Find each line containing the string "Учебные". Copy it.

[Source data]
****************************************

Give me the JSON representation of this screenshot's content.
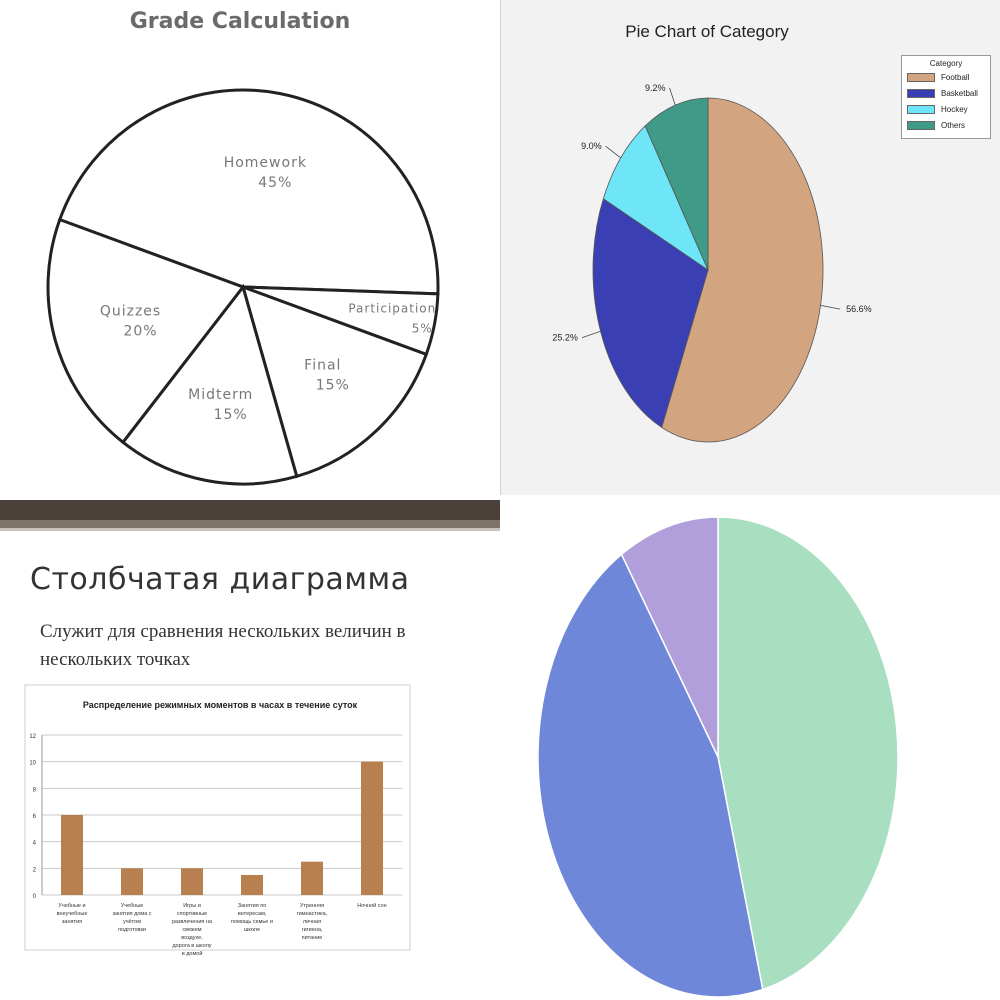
{
  "chart_data": [
    {
      "type": "pie",
      "title": "Grade Calculation",
      "categories": [
        "Homework",
        "Participation",
        "Final",
        "Midterm",
        "Quizzes"
      ],
      "values": [
        45,
        5,
        15,
        15,
        20
      ],
      "labels": [
        "45%",
        "5%",
        "15%",
        "15%",
        "20%"
      ]
    },
    {
      "type": "pie",
      "title": "Pie Chart of Category",
      "legend_title": "Category",
      "legend_position": "top-right",
      "categories": [
        "Football",
        "Basketball",
        "Hockey",
        "Others"
      ],
      "values": [
        56.6,
        25.2,
        9.0,
        9.2
      ],
      "labels": [
        "56.6%",
        "25.2%",
        "9.0%",
        "9.2%"
      ],
      "colors": [
        "#d2a480",
        "#3a3fb3",
        "#6ee6f7",
        "#3f9a88"
      ]
    },
    {
      "type": "bar",
      "heading": "Столбчатая диаграмма",
      "subheading": "Служит для сравнения нескольких величин в нескольких точках",
      "title": "Распределение режимных моментов в часах в течение суток",
      "categories": [
        "Учебные и внеучебные занятия",
        "Учебные занятия дома с учётом подготовки",
        "Игры и спортивные развлечения на свежем воздухе, дорога в школу и домой",
        "Занятия по интересам, помощь семье и школе",
        "Утренняя гимнастика, личная гигиена, питание",
        "Ночной сон"
      ],
      "values": [
        6,
        2,
        2,
        1.5,
        2.5,
        10
      ],
      "ylim": [
        0,
        12
      ],
      "yticks": [
        0,
        2,
        4,
        6,
        8,
        10,
        12
      ],
      "grid": true,
      "bar_color": "#b8804f"
    },
    {
      "type": "pie",
      "values": [
        46,
        45,
        9
      ],
      "colors": [
        "#a8dfc0",
        "#6f87d8",
        "#b19fdc"
      ]
    }
  ]
}
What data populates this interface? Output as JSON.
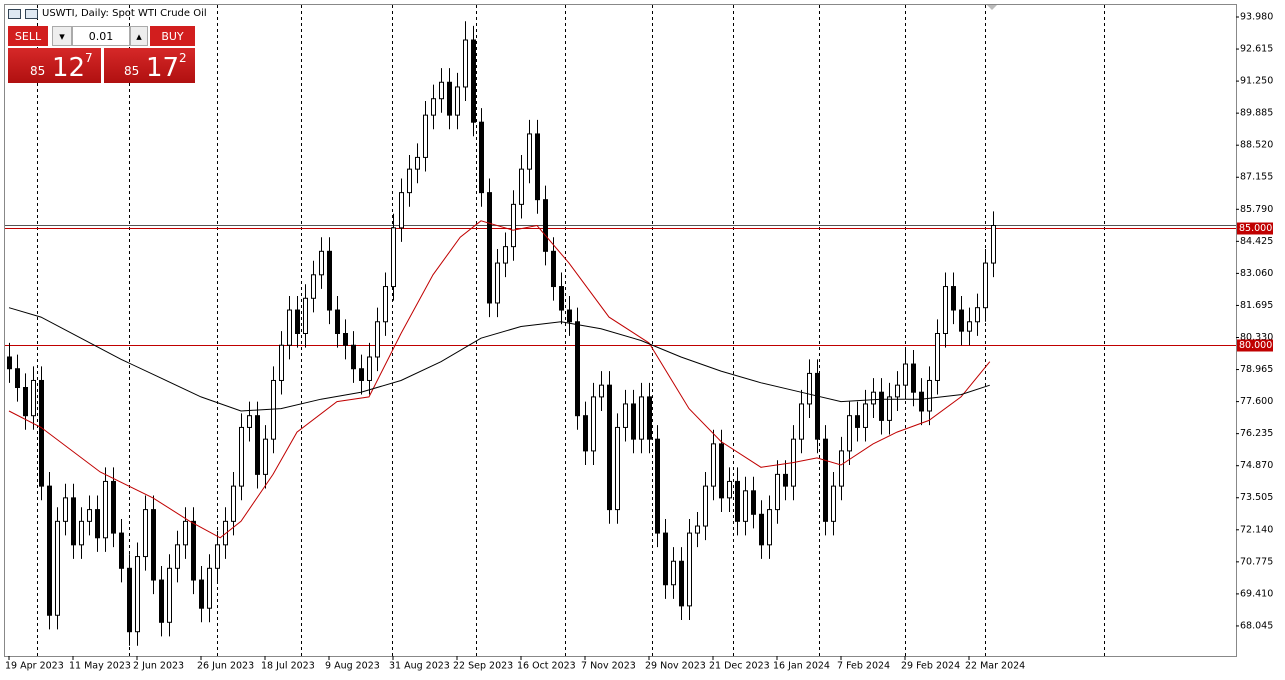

****************************************

Full response>
        "Учебные и внеучебные занятия",
        "Учебные занятия дома с учётом подготовки",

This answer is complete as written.